7 things I learned on rural family medicine

Friday, June 28, 2013


Lake that I visited close by my rural rotation
Last night I drove away from the town of just over 1,000 people where I lived the last two months. Yesterday was the last day of my rural family medicine rotation and it's hard to put into words the impact that it's had on me. I'm not going to try to put it in words now, but I am going to share 7 things I learned on rural family med (joining Jen).

1. Delivering babies will never cease to be amazing. If you've been following along at all, you probably already know that delivering babies (or being involved in a patient's pregnancy and/or birth in any way) is my favorite thing and nothing really compares to it. On family med I got to help parents hear their babies heartbeat for the first time, see women through their pregnancies, do the delivery, and then see their baby afterward in clinic for a well-baby check.

2. The value of caring for the whole family. Family doctors have a role like no other specialty since they care for the whole family. It wasn't uncommon on a clinical day for us to see a new baby and his/her mother postpartum, then that baby's siblings, grandmother, and great-grandmother. The doctors that I worked with also all grew up in the community where we worked and so they had a unique understanding of the challenges and strengths of many of the families we saw in clinic.

3. The art and importance of the physical exam. Despite my background as a nurse, I admit that I felt like I was going through the motions when I did my physical exams during first and second year (and it was not much better in the beginning of third year). The doctors I worked with on rural family medicine did a thorough exam on every.single.patient and I learned firsthand how crucial this is. During the rotation, I got to feel an abdominal aortic aneurysm and realize the necessity of a thorough abdominal exam, listen to many heart murmurs and finally feel comfortable diagnosing one, discover a mass that would never have been found without a complete physical exam, and diagnose a brain tumor that only manifested itself by a subtle change in the patient's eye movements.

4. The difference it makes when a physician truly cares for his/her patients.  The physicians I worked with on rural med were both incredibly knowledgeable and genuinely compassionate. They listened to their patients, comforted them, did everything they could to help patients in difficult situations, and treated their patients like their own family.

## What you have to do
Using the text on rural family medicine, explain why the doctors in the clinic had a unique understanding of the challenges and strengths of many of the families they saw.

Document layout analysis data
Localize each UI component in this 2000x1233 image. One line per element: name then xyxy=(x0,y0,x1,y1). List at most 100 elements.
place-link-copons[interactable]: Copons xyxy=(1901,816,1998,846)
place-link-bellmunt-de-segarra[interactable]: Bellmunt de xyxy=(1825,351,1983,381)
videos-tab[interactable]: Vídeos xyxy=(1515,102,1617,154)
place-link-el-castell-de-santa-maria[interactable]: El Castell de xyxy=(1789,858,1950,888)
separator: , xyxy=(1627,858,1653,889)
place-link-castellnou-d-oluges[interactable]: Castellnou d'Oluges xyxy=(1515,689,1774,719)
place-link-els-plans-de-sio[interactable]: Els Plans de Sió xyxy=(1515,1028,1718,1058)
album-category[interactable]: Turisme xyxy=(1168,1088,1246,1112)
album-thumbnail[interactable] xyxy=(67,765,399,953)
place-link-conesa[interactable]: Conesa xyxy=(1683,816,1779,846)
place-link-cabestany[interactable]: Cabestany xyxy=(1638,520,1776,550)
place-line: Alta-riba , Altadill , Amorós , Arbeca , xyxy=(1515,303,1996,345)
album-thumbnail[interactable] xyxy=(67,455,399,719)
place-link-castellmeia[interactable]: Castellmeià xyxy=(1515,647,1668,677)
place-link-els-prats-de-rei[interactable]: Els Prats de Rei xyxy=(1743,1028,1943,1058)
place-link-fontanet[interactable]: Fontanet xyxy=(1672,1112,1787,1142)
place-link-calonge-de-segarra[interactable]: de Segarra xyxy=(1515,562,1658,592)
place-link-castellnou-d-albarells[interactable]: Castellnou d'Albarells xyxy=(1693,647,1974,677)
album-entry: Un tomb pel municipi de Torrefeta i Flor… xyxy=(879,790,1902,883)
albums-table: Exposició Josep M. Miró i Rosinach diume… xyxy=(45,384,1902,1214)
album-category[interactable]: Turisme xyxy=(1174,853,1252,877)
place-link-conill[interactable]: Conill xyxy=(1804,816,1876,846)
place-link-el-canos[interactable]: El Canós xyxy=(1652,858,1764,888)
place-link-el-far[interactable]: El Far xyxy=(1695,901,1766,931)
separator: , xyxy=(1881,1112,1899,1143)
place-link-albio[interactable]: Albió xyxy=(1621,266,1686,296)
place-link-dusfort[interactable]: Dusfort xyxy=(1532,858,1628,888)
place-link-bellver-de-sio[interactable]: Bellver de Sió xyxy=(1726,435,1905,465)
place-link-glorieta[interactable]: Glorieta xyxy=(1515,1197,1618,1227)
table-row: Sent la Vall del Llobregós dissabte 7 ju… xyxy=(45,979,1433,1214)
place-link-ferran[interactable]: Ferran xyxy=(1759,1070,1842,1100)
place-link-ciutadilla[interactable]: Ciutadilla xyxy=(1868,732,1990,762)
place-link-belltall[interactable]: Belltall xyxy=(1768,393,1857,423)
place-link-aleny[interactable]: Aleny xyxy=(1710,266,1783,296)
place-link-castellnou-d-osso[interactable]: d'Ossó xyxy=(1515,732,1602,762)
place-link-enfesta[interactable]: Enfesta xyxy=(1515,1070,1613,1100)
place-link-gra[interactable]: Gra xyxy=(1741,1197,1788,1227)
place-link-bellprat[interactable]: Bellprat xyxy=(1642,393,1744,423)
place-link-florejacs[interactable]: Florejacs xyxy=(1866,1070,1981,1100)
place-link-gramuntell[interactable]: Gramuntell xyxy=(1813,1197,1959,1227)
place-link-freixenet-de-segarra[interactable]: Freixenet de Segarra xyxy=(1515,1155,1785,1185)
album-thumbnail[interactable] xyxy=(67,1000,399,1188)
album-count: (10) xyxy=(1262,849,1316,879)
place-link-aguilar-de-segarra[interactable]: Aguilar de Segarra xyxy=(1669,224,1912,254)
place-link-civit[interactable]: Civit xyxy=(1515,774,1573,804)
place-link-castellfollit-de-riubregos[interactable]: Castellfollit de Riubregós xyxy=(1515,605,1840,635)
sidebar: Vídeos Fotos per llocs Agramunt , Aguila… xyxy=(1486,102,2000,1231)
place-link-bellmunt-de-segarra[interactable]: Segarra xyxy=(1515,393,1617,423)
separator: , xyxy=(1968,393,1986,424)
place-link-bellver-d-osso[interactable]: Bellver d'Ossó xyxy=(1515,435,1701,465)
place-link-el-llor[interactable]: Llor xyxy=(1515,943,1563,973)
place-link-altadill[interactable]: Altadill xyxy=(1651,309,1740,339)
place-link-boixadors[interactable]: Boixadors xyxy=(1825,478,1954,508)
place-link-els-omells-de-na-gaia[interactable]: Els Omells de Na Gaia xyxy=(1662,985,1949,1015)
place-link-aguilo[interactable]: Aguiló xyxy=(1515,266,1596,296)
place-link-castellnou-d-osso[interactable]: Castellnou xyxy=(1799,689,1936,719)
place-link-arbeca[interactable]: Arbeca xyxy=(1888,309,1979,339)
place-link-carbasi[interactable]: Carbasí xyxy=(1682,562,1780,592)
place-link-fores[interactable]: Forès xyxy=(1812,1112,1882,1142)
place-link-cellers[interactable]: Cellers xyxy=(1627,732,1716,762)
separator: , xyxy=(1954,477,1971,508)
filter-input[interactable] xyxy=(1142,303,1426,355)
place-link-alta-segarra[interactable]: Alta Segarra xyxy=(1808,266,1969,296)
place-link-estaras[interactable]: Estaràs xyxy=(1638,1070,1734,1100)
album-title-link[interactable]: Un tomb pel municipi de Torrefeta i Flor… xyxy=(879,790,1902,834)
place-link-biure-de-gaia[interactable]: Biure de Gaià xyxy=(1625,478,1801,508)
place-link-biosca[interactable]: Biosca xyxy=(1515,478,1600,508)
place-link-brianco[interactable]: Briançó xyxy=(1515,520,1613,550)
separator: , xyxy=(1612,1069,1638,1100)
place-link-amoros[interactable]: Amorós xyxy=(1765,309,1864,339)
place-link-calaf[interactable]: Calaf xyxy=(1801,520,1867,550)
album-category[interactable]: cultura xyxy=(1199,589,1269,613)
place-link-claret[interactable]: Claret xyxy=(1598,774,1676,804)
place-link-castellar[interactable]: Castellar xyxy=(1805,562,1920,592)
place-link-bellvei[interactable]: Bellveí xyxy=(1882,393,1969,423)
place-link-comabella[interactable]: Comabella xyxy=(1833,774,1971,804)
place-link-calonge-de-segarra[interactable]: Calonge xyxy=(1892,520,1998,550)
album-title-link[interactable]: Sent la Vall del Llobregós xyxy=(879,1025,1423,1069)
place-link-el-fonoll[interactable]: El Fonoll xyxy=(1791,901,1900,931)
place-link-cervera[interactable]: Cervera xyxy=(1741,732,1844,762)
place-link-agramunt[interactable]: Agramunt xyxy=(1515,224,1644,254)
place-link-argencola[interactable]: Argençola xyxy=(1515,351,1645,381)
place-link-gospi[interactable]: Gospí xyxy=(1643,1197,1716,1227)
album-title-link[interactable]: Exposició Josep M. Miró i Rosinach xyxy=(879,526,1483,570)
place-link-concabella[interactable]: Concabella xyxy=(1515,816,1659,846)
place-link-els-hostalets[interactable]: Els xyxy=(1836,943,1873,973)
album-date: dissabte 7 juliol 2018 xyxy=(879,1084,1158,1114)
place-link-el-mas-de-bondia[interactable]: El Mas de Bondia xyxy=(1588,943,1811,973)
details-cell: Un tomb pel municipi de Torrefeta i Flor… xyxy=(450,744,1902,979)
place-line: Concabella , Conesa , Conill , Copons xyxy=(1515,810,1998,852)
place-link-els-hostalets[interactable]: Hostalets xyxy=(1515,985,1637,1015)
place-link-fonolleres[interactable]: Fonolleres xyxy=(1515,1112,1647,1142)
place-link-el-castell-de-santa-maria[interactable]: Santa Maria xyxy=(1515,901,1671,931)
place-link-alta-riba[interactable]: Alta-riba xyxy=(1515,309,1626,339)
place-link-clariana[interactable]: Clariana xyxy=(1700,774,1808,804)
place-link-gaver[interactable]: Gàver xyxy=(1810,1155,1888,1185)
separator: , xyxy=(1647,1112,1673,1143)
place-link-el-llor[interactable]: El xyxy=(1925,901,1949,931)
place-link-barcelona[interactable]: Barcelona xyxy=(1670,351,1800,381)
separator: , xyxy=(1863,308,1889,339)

## Output for this exercise
The doctors all grew up in the community where they worked. That background gave them a unique understanding of the challenges and strengths of many of the families who came to the clinic.